-- Stated exercise --
Search the listing for "Justin" and copy every line where it appears.

Start of Material for this exercise

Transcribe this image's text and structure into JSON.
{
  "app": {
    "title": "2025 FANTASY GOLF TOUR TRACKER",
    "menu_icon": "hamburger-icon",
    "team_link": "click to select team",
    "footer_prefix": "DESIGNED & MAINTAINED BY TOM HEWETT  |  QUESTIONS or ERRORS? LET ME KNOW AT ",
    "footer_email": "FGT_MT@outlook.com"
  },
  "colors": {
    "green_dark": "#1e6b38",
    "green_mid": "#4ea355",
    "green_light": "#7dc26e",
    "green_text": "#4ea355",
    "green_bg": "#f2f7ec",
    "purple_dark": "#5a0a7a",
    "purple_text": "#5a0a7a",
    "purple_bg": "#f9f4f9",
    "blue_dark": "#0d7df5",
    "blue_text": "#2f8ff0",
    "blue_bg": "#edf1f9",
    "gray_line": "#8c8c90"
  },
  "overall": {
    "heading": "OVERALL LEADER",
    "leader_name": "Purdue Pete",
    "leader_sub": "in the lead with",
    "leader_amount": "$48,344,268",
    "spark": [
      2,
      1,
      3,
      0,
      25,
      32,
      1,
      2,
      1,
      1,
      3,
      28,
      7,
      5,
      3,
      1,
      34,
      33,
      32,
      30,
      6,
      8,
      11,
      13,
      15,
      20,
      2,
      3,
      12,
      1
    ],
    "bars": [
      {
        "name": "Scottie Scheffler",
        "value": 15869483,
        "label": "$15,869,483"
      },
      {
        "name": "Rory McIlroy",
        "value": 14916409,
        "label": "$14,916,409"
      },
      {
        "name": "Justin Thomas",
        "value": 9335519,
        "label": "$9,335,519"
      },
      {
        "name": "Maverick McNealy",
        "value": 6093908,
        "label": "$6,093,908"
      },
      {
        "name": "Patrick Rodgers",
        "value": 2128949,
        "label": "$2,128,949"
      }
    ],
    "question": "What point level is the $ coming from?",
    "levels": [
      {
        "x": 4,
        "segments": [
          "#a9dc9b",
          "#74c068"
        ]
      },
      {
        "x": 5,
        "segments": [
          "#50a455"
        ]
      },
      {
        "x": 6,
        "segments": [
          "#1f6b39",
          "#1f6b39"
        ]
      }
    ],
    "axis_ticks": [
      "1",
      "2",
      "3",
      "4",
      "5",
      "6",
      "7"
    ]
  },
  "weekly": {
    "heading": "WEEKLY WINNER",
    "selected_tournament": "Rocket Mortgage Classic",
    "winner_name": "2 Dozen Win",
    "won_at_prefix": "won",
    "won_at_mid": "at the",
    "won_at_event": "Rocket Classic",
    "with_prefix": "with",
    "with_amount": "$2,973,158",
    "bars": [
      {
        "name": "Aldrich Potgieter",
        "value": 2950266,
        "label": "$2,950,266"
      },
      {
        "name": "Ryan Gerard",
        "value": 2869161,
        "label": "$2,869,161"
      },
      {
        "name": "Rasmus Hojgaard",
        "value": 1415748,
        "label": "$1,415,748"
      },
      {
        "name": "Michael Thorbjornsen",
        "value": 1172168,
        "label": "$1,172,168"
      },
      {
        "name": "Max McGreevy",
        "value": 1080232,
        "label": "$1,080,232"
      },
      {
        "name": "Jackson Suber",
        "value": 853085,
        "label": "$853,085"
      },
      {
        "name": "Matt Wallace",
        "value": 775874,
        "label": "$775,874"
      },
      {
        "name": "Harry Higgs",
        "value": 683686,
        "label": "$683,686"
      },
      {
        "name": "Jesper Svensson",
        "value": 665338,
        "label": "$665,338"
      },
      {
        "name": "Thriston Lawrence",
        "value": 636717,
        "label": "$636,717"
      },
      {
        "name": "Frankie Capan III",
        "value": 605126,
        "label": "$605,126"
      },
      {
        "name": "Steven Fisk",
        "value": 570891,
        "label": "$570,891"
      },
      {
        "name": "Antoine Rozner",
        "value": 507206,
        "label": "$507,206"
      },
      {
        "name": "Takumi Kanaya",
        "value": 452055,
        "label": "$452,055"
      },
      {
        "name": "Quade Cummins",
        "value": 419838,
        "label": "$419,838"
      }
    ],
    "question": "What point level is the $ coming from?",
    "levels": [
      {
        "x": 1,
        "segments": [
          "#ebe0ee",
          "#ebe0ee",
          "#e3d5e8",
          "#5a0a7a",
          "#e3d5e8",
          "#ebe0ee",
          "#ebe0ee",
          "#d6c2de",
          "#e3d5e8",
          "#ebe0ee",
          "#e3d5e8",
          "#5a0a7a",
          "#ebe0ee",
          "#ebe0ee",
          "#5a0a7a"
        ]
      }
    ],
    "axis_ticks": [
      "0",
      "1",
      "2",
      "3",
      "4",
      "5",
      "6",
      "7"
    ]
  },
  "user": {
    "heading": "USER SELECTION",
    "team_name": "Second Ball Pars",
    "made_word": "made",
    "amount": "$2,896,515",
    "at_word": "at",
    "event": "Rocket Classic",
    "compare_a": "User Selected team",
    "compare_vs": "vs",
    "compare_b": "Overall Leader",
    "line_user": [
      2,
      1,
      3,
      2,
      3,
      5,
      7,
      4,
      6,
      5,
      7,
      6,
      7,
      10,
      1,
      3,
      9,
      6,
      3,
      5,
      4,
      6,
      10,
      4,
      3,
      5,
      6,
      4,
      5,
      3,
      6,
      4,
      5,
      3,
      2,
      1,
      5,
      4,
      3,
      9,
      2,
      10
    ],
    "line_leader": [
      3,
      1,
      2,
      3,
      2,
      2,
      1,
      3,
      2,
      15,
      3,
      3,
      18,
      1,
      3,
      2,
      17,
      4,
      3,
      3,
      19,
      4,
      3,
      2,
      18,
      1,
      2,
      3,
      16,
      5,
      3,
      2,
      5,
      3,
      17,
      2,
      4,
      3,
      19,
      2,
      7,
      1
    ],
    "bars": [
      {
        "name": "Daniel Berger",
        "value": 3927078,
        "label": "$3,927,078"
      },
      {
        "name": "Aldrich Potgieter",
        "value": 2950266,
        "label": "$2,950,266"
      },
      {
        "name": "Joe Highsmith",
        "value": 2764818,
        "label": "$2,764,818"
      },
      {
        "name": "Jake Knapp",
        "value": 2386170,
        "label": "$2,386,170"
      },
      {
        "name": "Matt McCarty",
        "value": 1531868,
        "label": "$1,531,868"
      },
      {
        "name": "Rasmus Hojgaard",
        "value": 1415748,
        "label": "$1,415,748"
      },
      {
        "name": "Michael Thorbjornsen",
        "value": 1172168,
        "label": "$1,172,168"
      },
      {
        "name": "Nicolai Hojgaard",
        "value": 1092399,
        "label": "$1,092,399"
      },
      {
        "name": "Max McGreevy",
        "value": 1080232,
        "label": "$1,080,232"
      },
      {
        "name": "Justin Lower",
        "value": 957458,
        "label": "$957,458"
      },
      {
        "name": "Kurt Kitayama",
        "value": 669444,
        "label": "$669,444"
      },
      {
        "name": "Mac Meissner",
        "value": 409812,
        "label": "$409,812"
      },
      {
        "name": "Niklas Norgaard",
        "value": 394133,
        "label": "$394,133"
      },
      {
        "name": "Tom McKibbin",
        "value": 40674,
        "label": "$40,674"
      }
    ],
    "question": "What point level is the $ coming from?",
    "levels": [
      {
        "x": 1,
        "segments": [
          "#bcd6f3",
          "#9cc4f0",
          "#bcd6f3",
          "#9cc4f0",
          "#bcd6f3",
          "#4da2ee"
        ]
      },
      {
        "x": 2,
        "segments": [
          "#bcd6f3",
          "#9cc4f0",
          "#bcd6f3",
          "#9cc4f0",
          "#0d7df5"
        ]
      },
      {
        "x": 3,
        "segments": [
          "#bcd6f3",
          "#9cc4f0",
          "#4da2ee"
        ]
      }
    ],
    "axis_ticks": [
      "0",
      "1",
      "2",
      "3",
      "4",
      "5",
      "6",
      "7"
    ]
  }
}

End of Material for this exercise

-- Response below --
        "name": "Justin Thomas",
        "name": "Justin Lower",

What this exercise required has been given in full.